▶ TASK DETAILS
Copy every line in which the string "Chest" occurs.
__________
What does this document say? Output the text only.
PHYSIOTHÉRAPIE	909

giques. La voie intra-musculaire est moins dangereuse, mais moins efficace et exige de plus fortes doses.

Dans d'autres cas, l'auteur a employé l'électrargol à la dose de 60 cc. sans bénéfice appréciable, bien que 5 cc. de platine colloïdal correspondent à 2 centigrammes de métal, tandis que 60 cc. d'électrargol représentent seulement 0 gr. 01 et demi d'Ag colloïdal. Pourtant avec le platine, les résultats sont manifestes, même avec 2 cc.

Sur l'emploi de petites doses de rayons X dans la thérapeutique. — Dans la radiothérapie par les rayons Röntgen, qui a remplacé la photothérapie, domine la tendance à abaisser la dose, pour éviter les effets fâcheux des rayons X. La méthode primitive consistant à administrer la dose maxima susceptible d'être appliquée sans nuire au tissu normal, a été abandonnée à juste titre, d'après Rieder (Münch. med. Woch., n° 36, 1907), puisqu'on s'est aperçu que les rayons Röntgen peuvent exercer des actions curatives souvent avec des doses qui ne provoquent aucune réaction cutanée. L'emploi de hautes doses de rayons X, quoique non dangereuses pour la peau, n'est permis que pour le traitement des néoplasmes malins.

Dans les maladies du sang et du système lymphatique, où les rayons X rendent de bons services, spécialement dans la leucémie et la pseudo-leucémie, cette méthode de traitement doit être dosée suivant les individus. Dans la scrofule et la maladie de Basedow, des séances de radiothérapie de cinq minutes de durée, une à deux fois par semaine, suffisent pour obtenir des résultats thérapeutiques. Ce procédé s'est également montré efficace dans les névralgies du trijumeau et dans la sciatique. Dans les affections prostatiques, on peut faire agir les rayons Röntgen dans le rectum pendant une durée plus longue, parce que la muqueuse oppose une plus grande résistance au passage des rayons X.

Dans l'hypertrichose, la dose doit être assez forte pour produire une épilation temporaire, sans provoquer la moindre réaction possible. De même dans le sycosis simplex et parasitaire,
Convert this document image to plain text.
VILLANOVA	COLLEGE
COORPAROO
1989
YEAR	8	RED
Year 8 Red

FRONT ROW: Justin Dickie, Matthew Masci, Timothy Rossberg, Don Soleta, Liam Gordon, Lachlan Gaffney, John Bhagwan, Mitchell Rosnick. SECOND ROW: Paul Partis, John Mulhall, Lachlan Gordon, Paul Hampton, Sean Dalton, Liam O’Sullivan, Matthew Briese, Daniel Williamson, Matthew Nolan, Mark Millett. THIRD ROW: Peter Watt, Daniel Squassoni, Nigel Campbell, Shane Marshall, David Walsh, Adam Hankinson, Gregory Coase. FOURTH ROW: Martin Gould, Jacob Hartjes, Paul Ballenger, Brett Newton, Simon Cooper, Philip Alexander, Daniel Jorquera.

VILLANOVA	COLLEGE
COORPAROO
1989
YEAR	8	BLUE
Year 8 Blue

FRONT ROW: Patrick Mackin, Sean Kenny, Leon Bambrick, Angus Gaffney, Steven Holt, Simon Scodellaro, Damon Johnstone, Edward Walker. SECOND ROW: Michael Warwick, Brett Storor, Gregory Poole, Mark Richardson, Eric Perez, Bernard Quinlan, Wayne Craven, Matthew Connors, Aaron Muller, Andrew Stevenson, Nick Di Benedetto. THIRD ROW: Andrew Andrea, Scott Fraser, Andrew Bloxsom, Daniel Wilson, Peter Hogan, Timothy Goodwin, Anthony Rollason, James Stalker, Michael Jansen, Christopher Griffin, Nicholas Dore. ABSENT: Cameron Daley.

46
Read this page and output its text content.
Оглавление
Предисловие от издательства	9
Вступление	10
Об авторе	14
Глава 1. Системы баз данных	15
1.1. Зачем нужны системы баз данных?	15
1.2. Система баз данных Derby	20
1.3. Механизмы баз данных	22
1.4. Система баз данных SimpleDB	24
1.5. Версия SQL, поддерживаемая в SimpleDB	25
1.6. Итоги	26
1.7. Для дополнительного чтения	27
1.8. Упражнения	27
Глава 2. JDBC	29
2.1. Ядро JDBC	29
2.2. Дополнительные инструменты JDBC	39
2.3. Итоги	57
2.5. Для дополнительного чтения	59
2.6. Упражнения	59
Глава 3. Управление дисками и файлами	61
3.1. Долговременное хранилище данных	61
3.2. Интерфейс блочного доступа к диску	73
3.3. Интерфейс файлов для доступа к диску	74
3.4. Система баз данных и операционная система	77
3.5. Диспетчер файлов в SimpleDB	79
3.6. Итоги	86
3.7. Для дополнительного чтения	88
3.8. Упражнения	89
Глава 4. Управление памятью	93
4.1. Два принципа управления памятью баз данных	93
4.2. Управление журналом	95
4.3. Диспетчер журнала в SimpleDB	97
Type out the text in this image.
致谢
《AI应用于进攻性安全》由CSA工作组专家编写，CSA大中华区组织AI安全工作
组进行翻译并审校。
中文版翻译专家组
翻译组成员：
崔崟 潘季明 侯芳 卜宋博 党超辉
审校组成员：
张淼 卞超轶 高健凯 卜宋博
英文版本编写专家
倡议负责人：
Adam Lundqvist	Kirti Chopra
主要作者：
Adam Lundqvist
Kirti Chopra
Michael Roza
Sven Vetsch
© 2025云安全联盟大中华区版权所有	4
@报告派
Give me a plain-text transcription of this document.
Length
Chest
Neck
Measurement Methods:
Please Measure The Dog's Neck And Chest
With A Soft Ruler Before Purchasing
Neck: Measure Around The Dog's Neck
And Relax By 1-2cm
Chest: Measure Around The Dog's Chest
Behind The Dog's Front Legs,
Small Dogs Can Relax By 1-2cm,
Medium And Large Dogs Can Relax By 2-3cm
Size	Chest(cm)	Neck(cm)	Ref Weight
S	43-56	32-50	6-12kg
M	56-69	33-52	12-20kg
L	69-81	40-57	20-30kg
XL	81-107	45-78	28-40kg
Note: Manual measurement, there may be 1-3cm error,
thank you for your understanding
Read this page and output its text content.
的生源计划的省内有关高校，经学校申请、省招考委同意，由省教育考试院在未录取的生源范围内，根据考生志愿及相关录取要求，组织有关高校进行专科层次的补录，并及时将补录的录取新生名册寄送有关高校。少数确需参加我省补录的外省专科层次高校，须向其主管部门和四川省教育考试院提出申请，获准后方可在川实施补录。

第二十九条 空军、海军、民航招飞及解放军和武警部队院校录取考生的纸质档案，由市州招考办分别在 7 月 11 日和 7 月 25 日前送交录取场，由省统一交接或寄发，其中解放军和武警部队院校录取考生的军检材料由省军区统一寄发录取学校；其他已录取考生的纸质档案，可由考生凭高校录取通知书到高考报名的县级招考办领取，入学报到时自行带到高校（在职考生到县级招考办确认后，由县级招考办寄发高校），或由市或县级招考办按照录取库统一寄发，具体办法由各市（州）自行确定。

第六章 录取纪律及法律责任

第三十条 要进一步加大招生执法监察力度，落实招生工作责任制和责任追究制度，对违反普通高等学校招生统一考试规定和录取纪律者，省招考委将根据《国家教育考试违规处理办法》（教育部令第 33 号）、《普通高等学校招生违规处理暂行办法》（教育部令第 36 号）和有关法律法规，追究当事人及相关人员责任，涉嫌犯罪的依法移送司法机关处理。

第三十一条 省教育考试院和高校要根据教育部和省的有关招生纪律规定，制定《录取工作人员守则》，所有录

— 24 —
__________
▶ OUTPUT FOR THIS EXERCISE
Chest
Please Measure The Dog's Neck And Chest
Chest: Measure Around The Dog's Chest
Size	Chest(cm)	Neck(cm)	Ref Weight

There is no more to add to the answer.